## What you need to do
Reproduce the full listing below unchanged, apart from the pictures.

Stored entries:
========

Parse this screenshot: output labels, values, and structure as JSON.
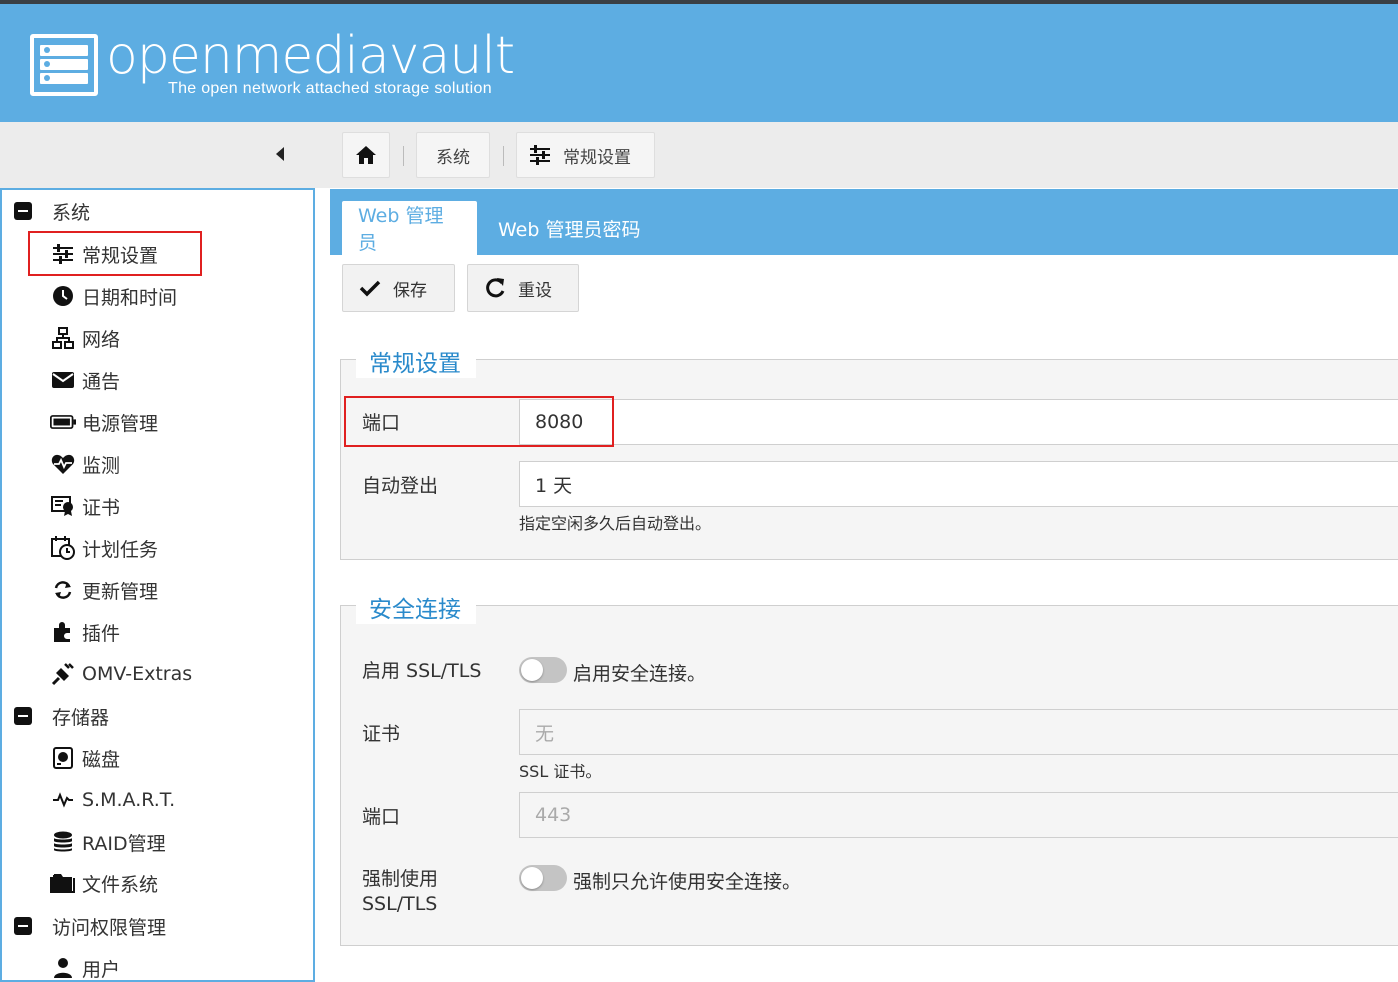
{
  "brand": {
    "name": "openmediavault",
    "tagline": "The open network attached storage solution",
    "header_color": "#5dade2"
  },
  "breadcrumb": {
    "home_icon": "home-icon",
    "items": [
      "系统",
      "常规设置"
    ]
  },
  "sidebar": {
    "groups": [
      {
        "label": "系统",
        "items": [
          {
            "label": "常规设置",
            "icon": "sliders-icon",
            "highlighted": true
          },
          {
            "label": "日期和时间",
            "icon": "clock-icon"
          },
          {
            "label": "网络",
            "icon": "network-icon"
          },
          {
            "label": "通告",
            "icon": "envelope-icon"
          },
          {
            "label": "电源管理",
            "icon": "battery-icon"
          },
          {
            "label": "监测",
            "icon": "heartbeat-icon"
          },
          {
            "label": "证书",
            "icon": "certificate-icon"
          },
          {
            "label": "计划任务",
            "icon": "calendar-clock-icon"
          },
          {
            "label": "更新管理",
            "icon": "refresh-icon"
          },
          {
            "label": "插件",
            "icon": "puzzle-icon"
          },
          {
            "label": "OMV-Extras",
            "icon": "plug-icon"
          }
        ]
      },
      {
        "label": "存储器",
        "items": [
          {
            "label": "磁盘",
            "icon": "harddisk-icon"
          },
          {
            "label": "S.M.A.R.T.",
            "icon": "pulse-icon"
          },
          {
            "label": "RAID管理",
            "icon": "database-icon"
          },
          {
            "label": "文件系统",
            "icon": "folder-icon"
          }
        ]
      },
      {
        "label": "访问权限管理",
        "items": [
          {
            "label": "用户",
            "icon": "user-icon"
          }
        ]
      }
    ]
  },
  "tabs": [
    {
      "label": "Web 管理员",
      "active": true
    },
    {
      "label": "Web 管理员密码",
      "active": false
    }
  ],
  "actions": {
    "save_label": "保存",
    "reset_label": "重设"
  },
  "general": {
    "legend": "常规设置",
    "port_label": "端口",
    "port_value": "8080",
    "autologout_label": "自动登出",
    "autologout_value": "1 天",
    "autologout_hint": "指定空闲多久后自动登出。"
  },
  "secure": {
    "legend": "安全连接",
    "ssl_label": "启用 SSL/TLS",
    "ssl_toggle_text": "启用安全连接。",
    "ssl_enabled": false,
    "cert_label": "证书",
    "cert_placeholder": "无",
    "cert_hint": "SSL 证书。",
    "port_label": "端口",
    "port_placeholder": "443",
    "force_label_line1": "强制使用",
    "force_label_line2": "SSL/TLS",
    "force_toggle_text": "强制只允许使用安全连接。",
    "force_enabled": false
  },
  "colors": {
    "accent": "#5dade2",
    "legend_text": "#2a8acb",
    "highlight_border": "#e02020"
  }
}
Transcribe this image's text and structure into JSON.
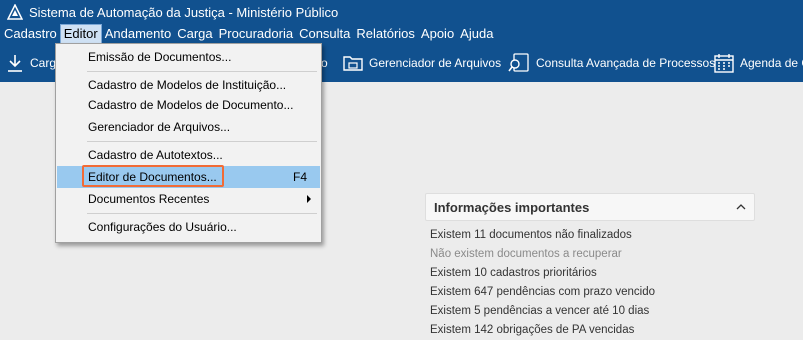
{
  "window": {
    "title": "Sistema de Automação da Justiça - Ministério Público"
  },
  "menu": [
    "Cadastro",
    "Editor",
    "Andamento",
    "Carga",
    "Procuradoria",
    "Consulta",
    "Relatórios",
    "Apoio",
    "Ajuda"
  ],
  "toolbar": {
    "carga": "Carga",
    "hidden_suffix": "o",
    "gerenciador": "Gerenciador de Arquivos",
    "consulta": "Consulta Avançada de Processos",
    "agenda": "Agenda de C"
  },
  "editor_menu": {
    "emissao": "Emissão de Documentos...",
    "modelos_instituicao": "Cadastro de Modelos de Instituição...",
    "modelos_documento": "Cadastro de Modelos de Documento...",
    "gerenciador": "Gerenciador de Arquivos...",
    "autotextos": "Cadastro de Autotextos...",
    "editor_documentos": "Editor de Documentos...",
    "editor_shortcut": "F4",
    "recentes": "Documentos Recentes",
    "configuracoes": "Configurações do Usuário..."
  },
  "info_panel": {
    "title": "Informações importantes",
    "lines": [
      "Existem 11 documentos não finalizados",
      "Não existem documentos a recuperar",
      "Existem 10 cadastros prioritários",
      "Existem 647 pendências com prazo vencido",
      "Existem 5 pendências a vencer até 10 dias",
      "Existem 142 obrigações de PA vencidas"
    ]
  }
}
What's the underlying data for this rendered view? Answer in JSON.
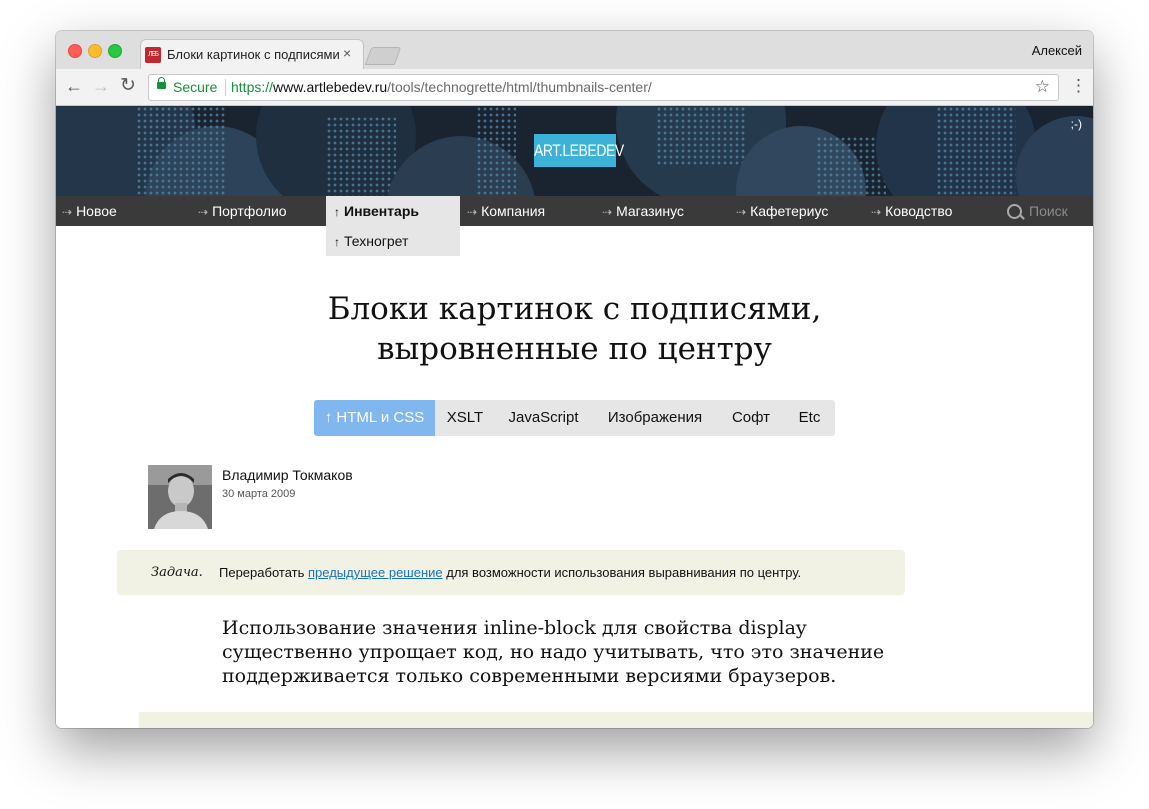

========

## Task solution
Parse this screenshot: output labels, values, and structure as JSON.
{
  "brand": {
    "name": "openmediavault",
    "tagline": "The open network attached storage solution",
    "header_color": "#5dade2"
  },
  "breadcrumb": {
    "home_icon": "home-icon",
    "items": [
      "系统",
      "常规设置"
    ]
  },
  "sidebar": {
    "groups": [
      {
        "label": "系统",
        "items": [
          {
            "label": "常规设置",
            "icon": "sliders-icon",
            "highlighted": true
          },
          {
            "label": "日期和时间",
            "icon": "clock-icon"
          },
          {
            "label": "网络",
            "icon": "network-icon"
          },
          {
            "label": "通告",
            "icon": "envelope-icon"
          },
          {
            "label": "电源管理",
            "icon": "battery-icon"
          },
          {
            "label": "监测",
            "icon": "heartbeat-icon"
          },
          {
            "label": "证书",
            "icon": "certificate-icon"
          },
          {
            "label": "计划任务",
            "icon": "calendar-clock-icon"
          },
          {
            "label": "更新管理",
            "icon": "refresh-icon"
          },
          {
            "label": "插件",
            "icon": "puzzle-icon"
          },
          {
            "label": "OMV-Extras",
            "icon": "plug-icon"
          }
        ]
      },
      {
        "label": "存储器",
        "items": [
          {
            "label": "磁盘",
            "icon": "harddisk-icon"
          },
          {
            "label": "S.M.A.R.T.",
            "icon": "pulse-icon"
          },
          {
            "label": "RAID管理",
            "icon": "database-icon"
          },
          {
            "label": "文件系统",
            "icon": "folder-icon"
          }
        ]
      },
      {
        "label": "访问权限管理",
        "items": [
          {
            "label": "用户",
            "icon": "user-icon"
          }
        ]
      }
    ]
  },
  "tabs": [
    {
      "label": "Web 管理员",
      "active": true
    },
    {
      "label": "Web 管理员密码",
      "active": false
    }
  ],
  "actions": {
    "save_label": "保存",
    "reset_label": "重设"
  },
  "general": {
    "legend": "常规设置",
    "port_label": "端口",
    "port_value": "8080",
    "autologout_label": "自动登出",
    "autologout_value": "1 天",
    "autologout_hint": "指定空闲多久后自动登出。"
  },
  "secure": {
    "legend": "安全连接",
    "ssl_label": "启用 SSL/TLS",
    "ssl_toggle_text": "启用安全连接。",
    "ssl_enabled": false,
    "cert_label": "证书",
    "cert_placeholder": "无",
    "cert_hint": "SSL 证书。",
    "port_label": "端口",
    "port_placeholder": "443",
    "force_label_line1": "强制使用",
    "force_label_line2": "SSL/TLS",
    "force_toggle_text": "强制只允许使用安全连接。",
    "force_enabled": false
  },
  "colors": {
    "accent": "#5dade2",
    "legend_text": "#2a8acb",
    "highlight_border": "#e02020"
  }
}
Transcribe this image's text and structure into JSON.
{
  "window": {
    "title": "Sistema de Automação da Justiça - Ministério Público"
  },
  "menu": [
    "Cadastro",
    "Editor",
    "Andamento",
    "Carga",
    "Procuradoria",
    "Consulta",
    "Relatórios",
    "Apoio",
    "Ajuda"
  ],
  "toolbar": {
    "carga": "Carga",
    "hidden_suffix": "o",
    "gerenciador": "Gerenciador de Arquivos",
    "consulta": "Consulta Avançada de Processos",
    "agenda": "Agenda de C"
  },
  "editor_menu": {
    "emissao": "Emissão de Documentos...",
    "modelos_instituicao": "Cadastro de Modelos de Instituição...",
    "modelos_documento": "Cadastro de Modelos de Documento...",
    "gerenciador": "Gerenciador de Arquivos...",
    "autotextos": "Cadastro de Autotextos...",
    "editor_documentos": "Editor de Documentos...",
    "editor_shortcut": "F4",
    "recentes": "Documentos Recentes",
    "configuracoes": "Configurações do Usuário..."
  },
  "info_panel": {
    "title": "Informações importantes",
    "lines": [
      "Existem 11 documentos não finalizados",
      "Não existem documentos a recuperar",
      "Existem 10 cadastros prioritários",
      "Existem 647 pendências com prazo vencido",
      "Existem 5 pendências a vencer até 10 dias",
      "Existem 142 obrigações de PA vencidas"
    ]
  }
}
What's the underlying data for this rendered view? Answer in JSON.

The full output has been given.